[WHAT IS NEEDED] Repeat what the lines below say, word for word, and skip every image.

[LISTING]
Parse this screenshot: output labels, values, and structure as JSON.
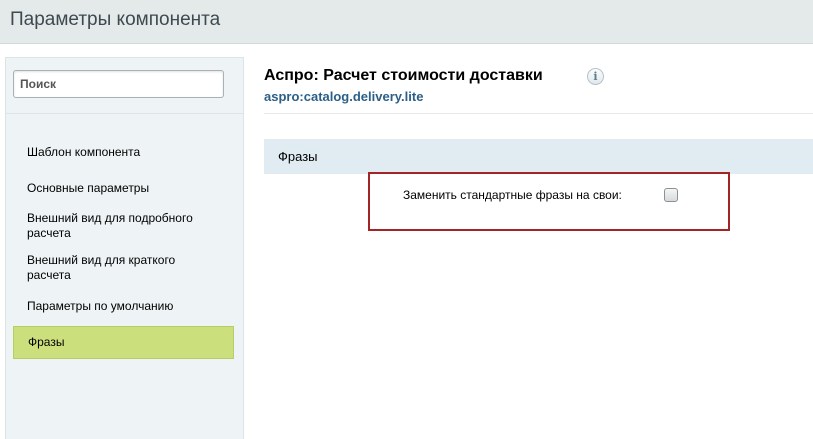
{
  "header": {
    "title": "Параметры компонента"
  },
  "sidebar": {
    "search_placeholder": "Поиск",
    "items": [
      {
        "label": "Шаблон компонента"
      },
      {
        "label": "Основные параметры"
      },
      {
        "label": "Внешний вид для подробного расчета"
      },
      {
        "label": "Внешний вид для краткого расчета"
      },
      {
        "label": "Параметры по умолчанию"
      },
      {
        "label": "Фразы",
        "active": true
      }
    ]
  },
  "main": {
    "title": "Аспро: Расчет стоимости доставки",
    "info_icon": "info-icon",
    "code": "aspro:catalog.delivery.lite",
    "section": {
      "title": "Фразы",
      "option": {
        "label": "Заменить стандартные фразы на свои:",
        "checked": false
      }
    }
  },
  "colors": {
    "active_item": "#cbe07c",
    "section_bg": "#e0ebf2",
    "highlight_border": "#a32424",
    "code_text": "#2c5f87"
  }
}
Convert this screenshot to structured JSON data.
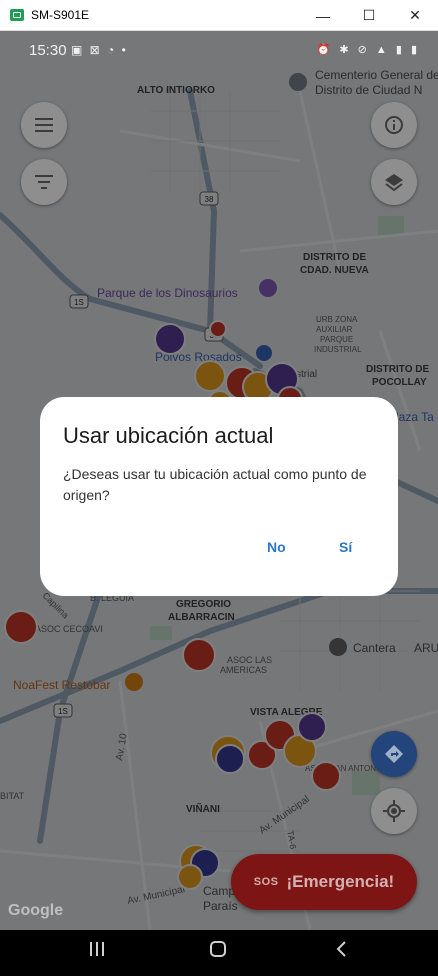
{
  "window": {
    "title": "SM-S901E",
    "minimize": "—",
    "maximize": "☐",
    "close": "✕"
  },
  "status_bar": {
    "time": "15:30",
    "left_icons": "▣ ⊠ ◔ •",
    "right_icons": "⏰ ✱ ⊘ ▲ ▮ ▮"
  },
  "map_labels": {
    "cementerio": "Cementerio General de",
    "cementerio2": "Distrito de Ciudad N",
    "alto_intiorko": "ALTO INTIORKO",
    "distrito_cdad_nueva1": "DISTRITO DE",
    "distrito_cdad_nueva2": "CDAD. NUEVA",
    "parque": "Parque de los Dinosaurios",
    "polvos_rosados": "Polvos Rosados",
    "urb1": "URB ZONA",
    "urb2": "AUXILIAR",
    "urb3": "PARQUE",
    "urb4": "INDUSTRIAL",
    "pocollay1": "DISTRITO DE",
    "pocollay2": "POCOLLAY",
    "plaza": "laza Ta",
    "striar": "strial",
    "gregorio1": "GREGORIO",
    "gregorio2": "ALBARRACIN",
    "cantera": "Cantera",
    "aru": "ARU",
    "asoc_cecoavi": "ASOC CECOAVI",
    "capilina": "Capilina",
    "leguia": "B. LEGUIA",
    "asoc_americas1": "ASOC LAS",
    "asoc_americas2": "AMERICAS",
    "noafest": "NoaFest Restobar",
    "vista_alegre": "VISTA ALEGRE",
    "asoc_san_antonio": "ASOC SAN ANTONIO",
    "av10": "Av. 10",
    "vinani": "VIÑANI",
    "av_municipal": "Av. Municipal",
    "av_municipal2": "Av. Municipal",
    "ta6": "TA-6",
    "bitat": "BITAT",
    "campo1": "Camp",
    "campo2": "Paraís",
    "ruta38": "38",
    "ruta38b": "38",
    "ruta1s": "1S",
    "ruta1sb": "1S",
    "google": "Google"
  },
  "controls": {
    "emergency_label": "¡Emergencia!",
    "emergency_sos": "SOS"
  },
  "dialog": {
    "title": "Usar ubicación actual",
    "body": "¿Deseas usar tu ubicación actual como punto de origen?",
    "no_label": "No",
    "yes_label": "Sí"
  },
  "colors": {
    "dialog_button": "#2c77c8",
    "emergency": "#c62828",
    "marker_orange": "#f6a821",
    "marker_red": "#d43b2b",
    "marker_purple": "#5c3fa0"
  }
}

[REPLY TO THE TASK]
Parse this screenshot: output labels, values, and structure as JSON.
{
  "header": {
    "title": "Параметры компонента"
  },
  "sidebar": {
    "search_placeholder": "Поиск",
    "items": [
      {
        "label": "Шаблон компонента"
      },
      {
        "label": "Основные параметры"
      },
      {
        "label": "Внешний вид для подробного расчета"
      },
      {
        "label": "Внешний вид для краткого расчета"
      },
      {
        "label": "Параметры по умолчанию"
      },
      {
        "label": "Фразы",
        "active": true
      }
    ]
  },
  "main": {
    "title": "Аспро: Расчет стоимости доставки",
    "info_icon": "info-icon",
    "code": "aspro:catalog.delivery.lite",
    "section": {
      "title": "Фразы",
      "option": {
        "label": "Заменить стандартные фразы на свои:",
        "checked": false
      }
    }
  },
  "colors": {
    "active_item": "#cbe07c",
    "section_bg": "#e0ebf2",
    "highlight_border": "#a32424",
    "code_text": "#2c5f87"
  }
}
Convert this screenshot to structured JSON data.
{
  "window": {
    "title": "SM-S901E",
    "minimize": "—",
    "maximize": "☐",
    "close": "✕"
  },
  "status_bar": {
    "time": "15:30",
    "left_icons": "▣ ⊠ ◔ •",
    "right_icons": "⏰ ✱ ⊘ ▲ ▮ ▮"
  },
  "map_labels": {
    "cementerio": "Cementerio General de",
    "cementerio2": "Distrito de Ciudad N",
    "alto_intiorko": "ALTO INTIORKO",
    "distrito_cdad_nueva1": "DISTRITO DE",
    "distrito_cdad_nueva2": "CDAD. NUEVA",
    "parque": "Parque de los Dinosaurios",
    "polvos_rosados": "Polvos Rosados",
    "urb1": "URB ZONA",
    "urb2": "AUXILIAR",
    "urb3": "PARQUE",
    "urb4": "INDUSTRIAL",
    "pocollay1": "DISTRITO DE",
    "pocollay2": "POCOLLAY",
    "plaza": "laza Ta",
    "striar": "strial",
    "gregorio1": "GREGORIO",
    "gregorio2": "ALBARRACIN",
    "cantera": "Cantera",
    "aru": "ARU",
    "asoc_cecoavi": "ASOC CECOAVI",
    "capilina": "Capilina",
    "leguia": "B. LEGUIA",
    "asoc_americas1": "ASOC LAS",
    "asoc_americas2": "AMERICAS",
    "noafest": "NoaFest Restobar",
    "vista_alegre": "VISTA ALEGRE",
    "asoc_san_antonio": "ASOC SAN ANTONIO",
    "av10": "Av. 10",
    "vinani": "VIÑANI",
    "av_municipal": "Av. Municipal",
    "av_municipal2": "Av. Municipal",
    "ta6": "TA-6",
    "bitat": "BITAT",
    "campo1": "Camp",
    "campo2": "Paraís",
    "ruta38": "38",
    "ruta38b": "38",
    "ruta1s": "1S",
    "ruta1sb": "1S",
    "google": "Google"
  },
  "controls": {
    "emergency_label": "¡Emergencia!",
    "emergency_sos": "SOS"
  },
  "dialog": {
    "title": "Usar ubicación actual",
    "body": "¿Deseas usar tu ubicación actual como punto de origen?",
    "no_label": "No",
    "yes_label": "Sí"
  },
  "colors": {
    "dialog_button": "#2c77c8",
    "emergency": "#c62828",
    "marker_orange": "#f6a821",
    "marker_red": "#d43b2b",
    "marker_purple": "#5c3fa0"
  }
}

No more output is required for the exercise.